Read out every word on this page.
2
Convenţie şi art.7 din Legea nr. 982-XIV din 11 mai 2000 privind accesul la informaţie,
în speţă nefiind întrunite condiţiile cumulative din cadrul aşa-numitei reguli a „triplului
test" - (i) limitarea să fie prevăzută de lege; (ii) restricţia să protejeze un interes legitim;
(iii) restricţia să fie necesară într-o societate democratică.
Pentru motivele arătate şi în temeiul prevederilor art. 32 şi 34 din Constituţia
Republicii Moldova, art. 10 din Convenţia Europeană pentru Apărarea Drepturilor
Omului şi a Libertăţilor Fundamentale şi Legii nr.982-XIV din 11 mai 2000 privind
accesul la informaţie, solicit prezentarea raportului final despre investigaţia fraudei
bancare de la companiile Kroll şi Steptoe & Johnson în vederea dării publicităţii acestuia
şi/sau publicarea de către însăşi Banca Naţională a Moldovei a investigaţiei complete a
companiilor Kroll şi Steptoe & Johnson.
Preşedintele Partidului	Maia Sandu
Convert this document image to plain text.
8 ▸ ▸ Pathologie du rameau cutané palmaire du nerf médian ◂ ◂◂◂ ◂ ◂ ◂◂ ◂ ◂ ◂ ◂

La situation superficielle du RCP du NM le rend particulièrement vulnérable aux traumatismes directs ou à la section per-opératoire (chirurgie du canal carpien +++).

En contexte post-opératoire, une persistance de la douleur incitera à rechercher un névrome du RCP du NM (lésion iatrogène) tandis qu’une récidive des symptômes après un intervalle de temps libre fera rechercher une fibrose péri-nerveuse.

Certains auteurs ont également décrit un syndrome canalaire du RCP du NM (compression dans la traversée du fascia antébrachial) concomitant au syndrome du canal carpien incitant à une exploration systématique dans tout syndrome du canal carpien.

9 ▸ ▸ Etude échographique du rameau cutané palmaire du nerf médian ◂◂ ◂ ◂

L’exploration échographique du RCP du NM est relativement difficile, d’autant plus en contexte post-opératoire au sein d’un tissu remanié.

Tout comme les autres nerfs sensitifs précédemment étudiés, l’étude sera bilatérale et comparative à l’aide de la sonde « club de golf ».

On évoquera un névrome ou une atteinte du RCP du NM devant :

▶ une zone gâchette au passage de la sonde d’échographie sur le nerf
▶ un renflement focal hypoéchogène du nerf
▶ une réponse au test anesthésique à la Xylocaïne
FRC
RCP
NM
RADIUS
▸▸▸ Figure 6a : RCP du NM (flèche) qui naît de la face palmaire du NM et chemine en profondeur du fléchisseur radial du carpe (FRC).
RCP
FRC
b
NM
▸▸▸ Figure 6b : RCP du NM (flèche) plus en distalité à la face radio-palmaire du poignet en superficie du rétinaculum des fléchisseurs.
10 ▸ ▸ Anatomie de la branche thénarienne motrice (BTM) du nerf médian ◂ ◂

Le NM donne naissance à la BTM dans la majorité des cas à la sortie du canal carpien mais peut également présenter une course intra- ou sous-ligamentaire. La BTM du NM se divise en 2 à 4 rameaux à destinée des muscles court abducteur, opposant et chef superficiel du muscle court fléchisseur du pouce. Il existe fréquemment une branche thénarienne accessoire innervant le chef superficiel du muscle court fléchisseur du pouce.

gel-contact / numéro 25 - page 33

__THE EXERCISE__: Using the entries above, return each line in which the word "Kroll" occurs.

__WORKED SOLUTION__:
bancare de la companiile Kroll şi Steptoe & Johnson în vederea dării publicităţii acestuia
companiilor Kroll şi Steptoe & Johnson.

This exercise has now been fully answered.